CHALLENGE
Write out each line that follows exactly as it stands, without the pictures.

RECORDS TO USE
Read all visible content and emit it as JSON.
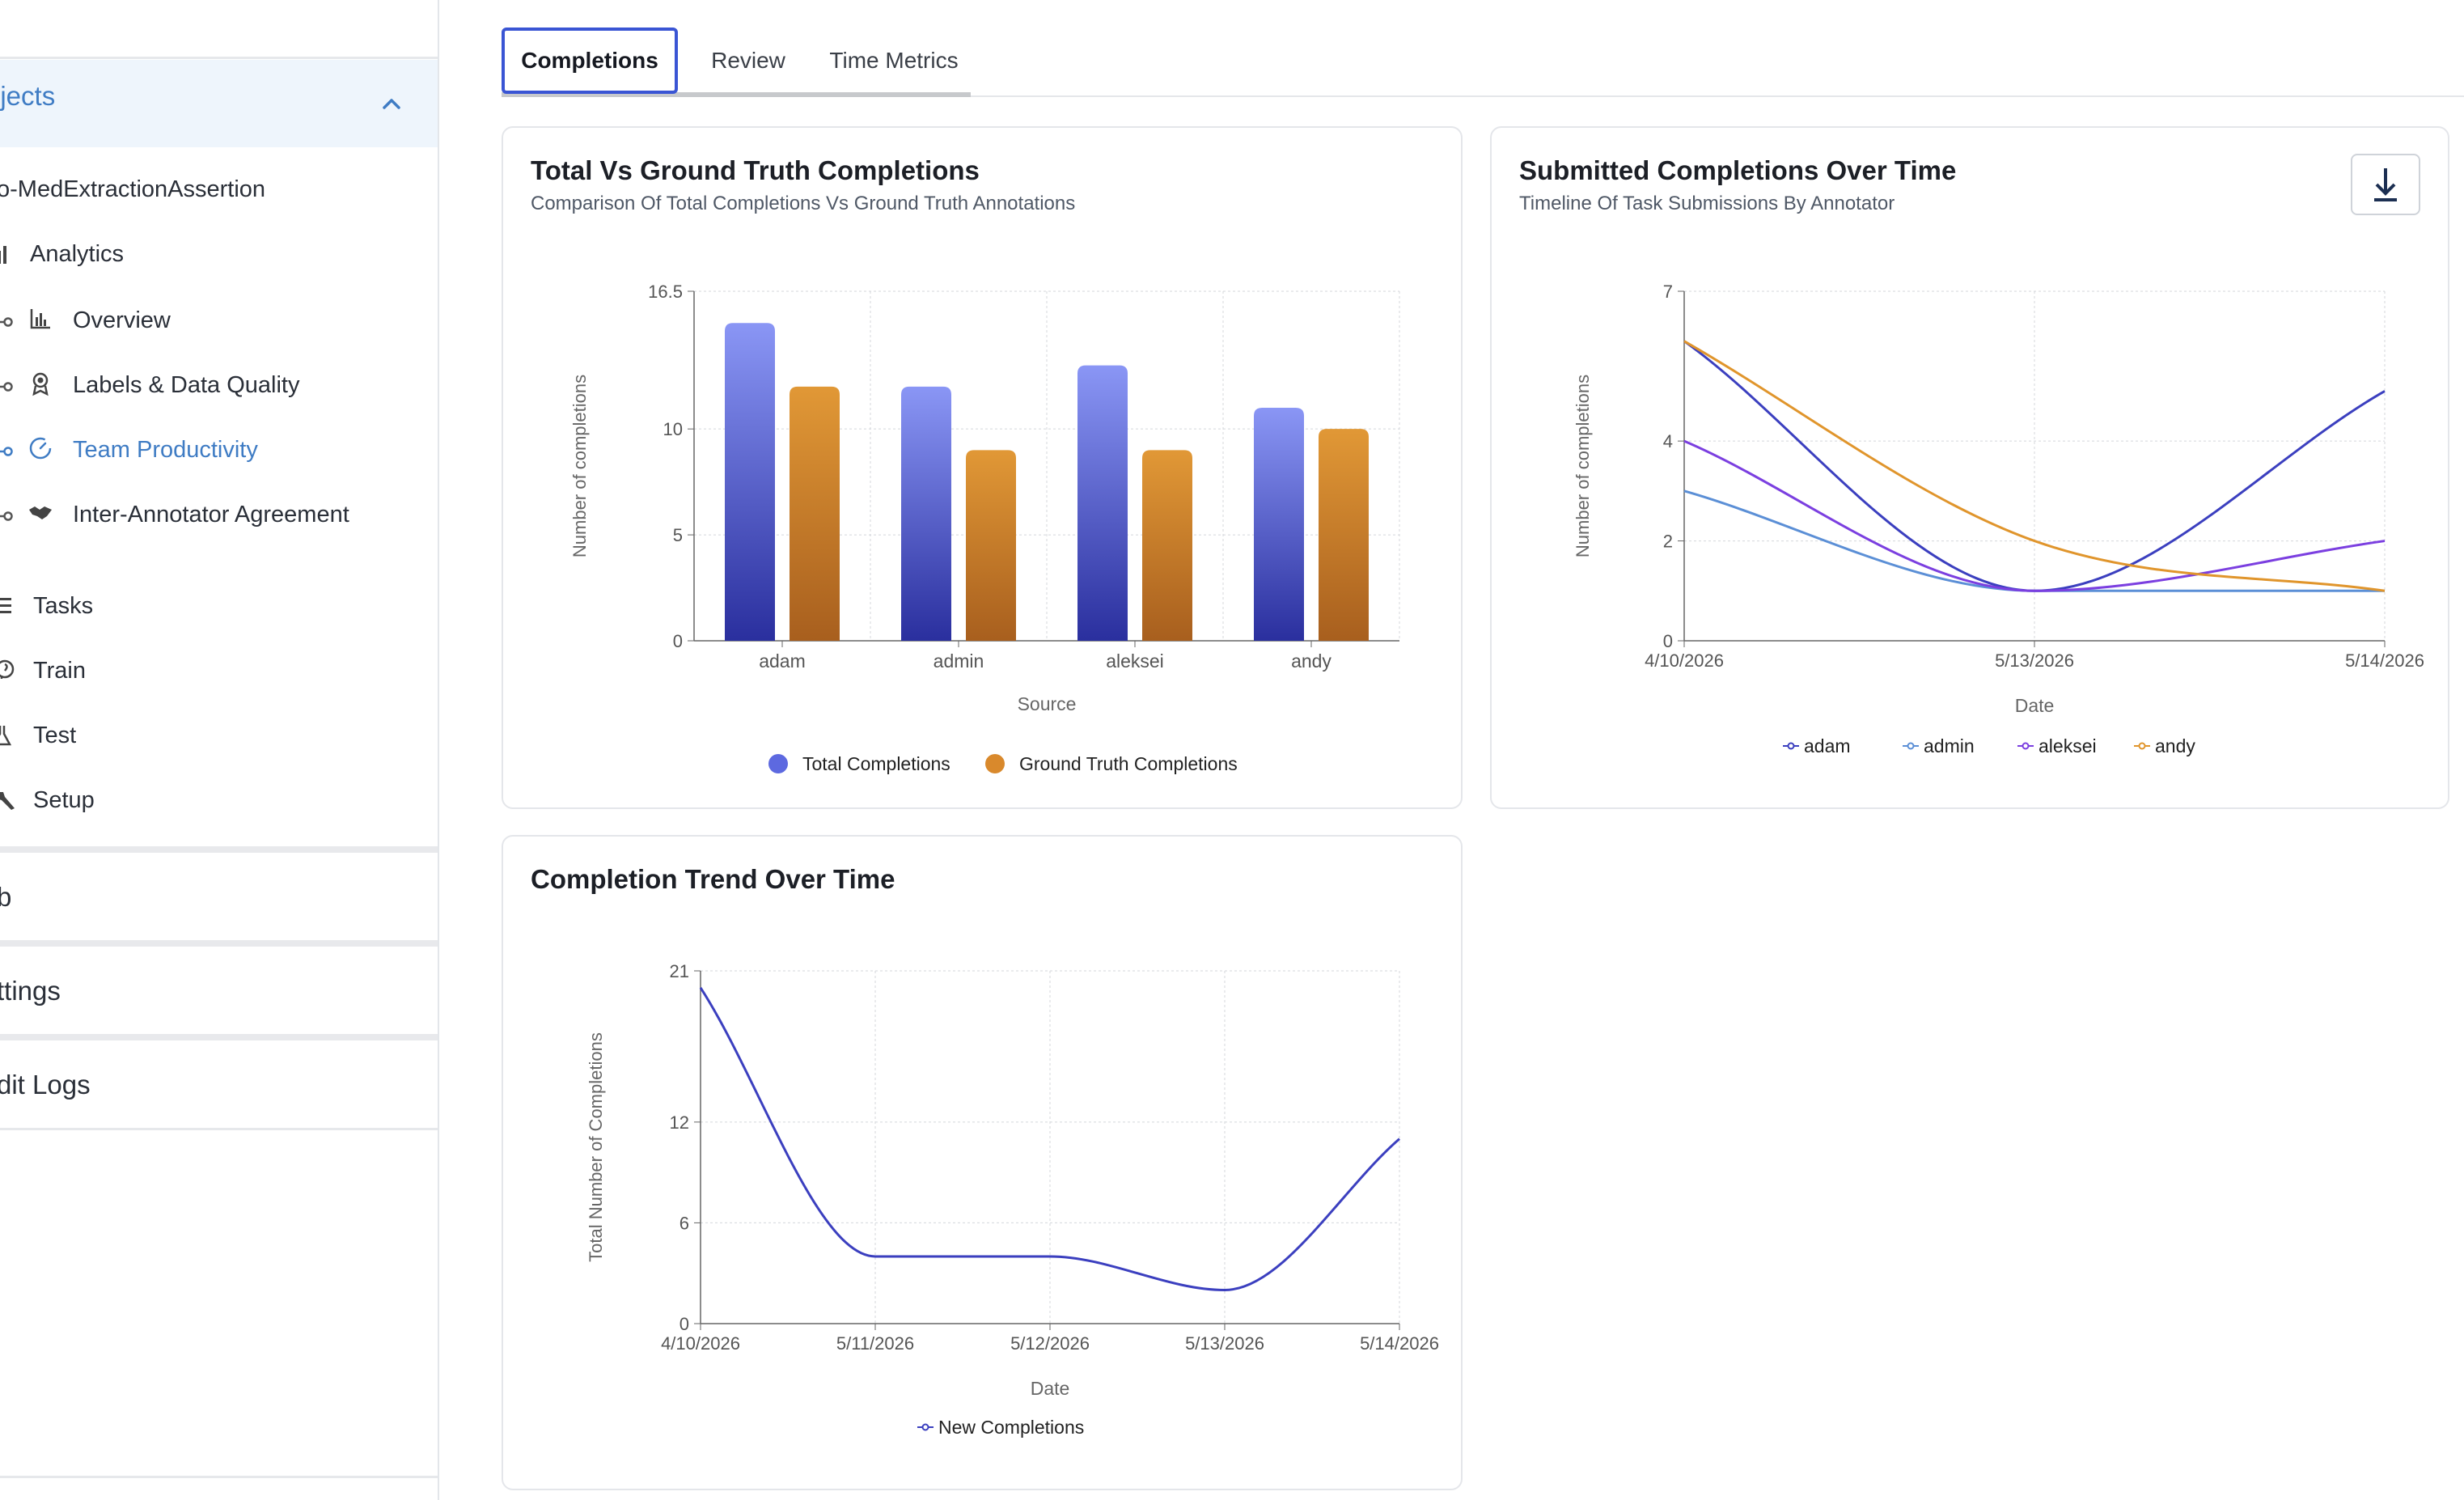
{
  "sidebar": {
    "projects_label": "ojects",
    "project_name": "o-MedExtractionAssertion",
    "analytics": "Analytics",
    "items": [
      {
        "label": "Overview"
      },
      {
        "label": "Labels & Data Quality"
      },
      {
        "label": "Team Productivity"
      },
      {
        "label": "Inter-Annotator Agreement"
      }
    ],
    "tasks": "Tasks",
    "train": "Train",
    "test": "Test",
    "setup": "Setup",
    "hub": "b",
    "settings": "ttings",
    "audit": "dit Logs",
    "colors": {
      "active": "#3f7cc4"
    }
  },
  "tabs": [
    {
      "label": "Completions",
      "active": true
    },
    {
      "label": "Review",
      "active": false
    },
    {
      "label": "Time Metrics",
      "active": false
    }
  ],
  "card1": {
    "title": "Total Vs Ground Truth Completions",
    "subtitle": "Comparison Of Total Completions Vs Ground Truth Annotations"
  },
  "card2": {
    "title": "Submitted Completions Over Time",
    "subtitle": "Timeline Of Task Submissions By Annotator"
  },
  "card3": {
    "title": "Completion Trend Over Time"
  },
  "chart_data": [
    {
      "type": "bar",
      "categories": [
        "adam",
        "admin",
        "aleksei",
        "andy"
      ],
      "series": [
        {
          "name": "Total Completions",
          "values": [
            15,
            12,
            13,
            11
          ],
          "color": "#5d69e0"
        },
        {
          "name": "Ground Truth Completions",
          "values": [
            12,
            9,
            9,
            10
          ],
          "color": "#d9892c"
        }
      ],
      "xlabel": "Source",
      "ylabel": "Number of completions",
      "yticks": [
        0,
        5,
        10,
        16.5
      ],
      "ylim": [
        0,
        16.5
      ],
      "grid": true,
      "legend": "bottom"
    },
    {
      "type": "line",
      "x": [
        "4/10/2026",
        "5/13/2026",
        "5/14/2026"
      ],
      "series": [
        {
          "name": "adam",
          "values": [
            6,
            1,
            5
          ],
          "color": "#3b3fbf"
        },
        {
          "name": "admin",
          "values": [
            3,
            1,
            1
          ],
          "color": "#5b8fd6"
        },
        {
          "name": "aleksei",
          "values": [
            4,
            1,
            2
          ],
          "color": "#7b3fe0"
        },
        {
          "name": "andy",
          "values": [
            6,
            2,
            1
          ],
          "color": "#e0952c"
        }
      ],
      "xlabel": "Date",
      "ylabel": "Number of completions",
      "yticks": [
        0,
        2,
        4,
        7
      ],
      "ylim": [
        0,
        7
      ],
      "grid": true,
      "legend": "bottom"
    },
    {
      "type": "line",
      "x": [
        "4/10/2026",
        "5/11/2026",
        "5/12/2026",
        "5/13/2026",
        "5/14/2026"
      ],
      "series": [
        {
          "name": "New Completions",
          "values": [
            20,
            4,
            4,
            2,
            11
          ],
          "color": "#3b3fbf"
        }
      ],
      "xlabel": "Date",
      "ylabel": "Total Number of Completions",
      "yticks": [
        0,
        6,
        12,
        21
      ],
      "ylim": [
        0,
        21
      ],
      "grid": true,
      "legend": "bottom"
    }
  ]
}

OUTPUT
Read all visible content and emit it as JSON.
{
  "sidebar": {
    "projects_label": "ojects",
    "project_name": "o-MedExtractionAssertion",
    "analytics": "Analytics",
    "items": [
      {
        "label": "Overview"
      },
      {
        "label": "Labels & Data Quality"
      },
      {
        "label": "Team Productivity"
      },
      {
        "label": "Inter-Annotator Agreement"
      }
    ],
    "tasks": "Tasks",
    "train": "Train",
    "test": "Test",
    "setup": "Setup",
    "hub": "b",
    "settings": "ttings",
    "audit": "dit Logs",
    "colors": {
      "active": "#3f7cc4"
    }
  },
  "tabs": [
    {
      "label": "Completions",
      "active": true
    },
    {
      "label": "Review",
      "active": false
    },
    {
      "label": "Time Metrics",
      "active": false
    }
  ],
  "card1": {
    "title": "Total Vs Ground Truth Completions",
    "subtitle": "Comparison Of Total Completions Vs Ground Truth Annotations"
  },
  "card2": {
    "title": "Submitted Completions Over Time",
    "subtitle": "Timeline Of Task Submissions By Annotator"
  },
  "card3": {
    "title": "Completion Trend Over Time"
  },
  "chart_data": [
    {
      "type": "bar",
      "categories": [
        "adam",
        "admin",
        "aleksei",
        "andy"
      ],
      "series": [
        {
          "name": "Total Completions",
          "values": [
            15,
            12,
            13,
            11
          ],
          "color": "#5d69e0"
        },
        {
          "name": "Ground Truth Completions",
          "values": [
            12,
            9,
            9,
            10
          ],
          "color": "#d9892c"
        }
      ],
      "xlabel": "Source",
      "ylabel": "Number of completions",
      "yticks": [
        0,
        5,
        10,
        16.5
      ],
      "ylim": [
        0,
        16.5
      ],
      "grid": true,
      "legend": "bottom"
    },
    {
      "type": "line",
      "x": [
        "4/10/2026",
        "5/13/2026",
        "5/14/2026"
      ],
      "series": [
        {
          "name": "adam",
          "values": [
            6,
            1,
            5
          ],
          "color": "#3b3fbf"
        },
        {
          "name": "admin",
          "values": [
            3,
            1,
            1
          ],
          "color": "#5b8fd6"
        },
        {
          "name": "aleksei",
          "values": [
            4,
            1,
            2
          ],
          "color": "#7b3fe0"
        },
        {
          "name": "andy",
          "values": [
            6,
            2,
            1
          ],
          "color": "#e0952c"
        }
      ],
      "xlabel": "Date",
      "ylabel": "Number of completions",
      "yticks": [
        0,
        2,
        4,
        7
      ],
      "ylim": [
        0,
        7
      ],
      "grid": true,
      "legend": "bottom"
    },
    {
      "type": "line",
      "x": [
        "4/10/2026",
        "5/11/2026",
        "5/12/2026",
        "5/13/2026",
        "5/14/2026"
      ],
      "series": [
        {
          "name": "New Completions",
          "values": [
            20,
            4,
            4,
            2,
            11
          ],
          "color": "#3b3fbf"
        }
      ],
      "xlabel": "Date",
      "ylabel": "Total Number of Completions",
      "yticks": [
        0,
        6,
        12,
        21
      ],
      "ylim": [
        0,
        21
      ],
      "grid": true,
      "legend": "bottom"
    }
  ]
}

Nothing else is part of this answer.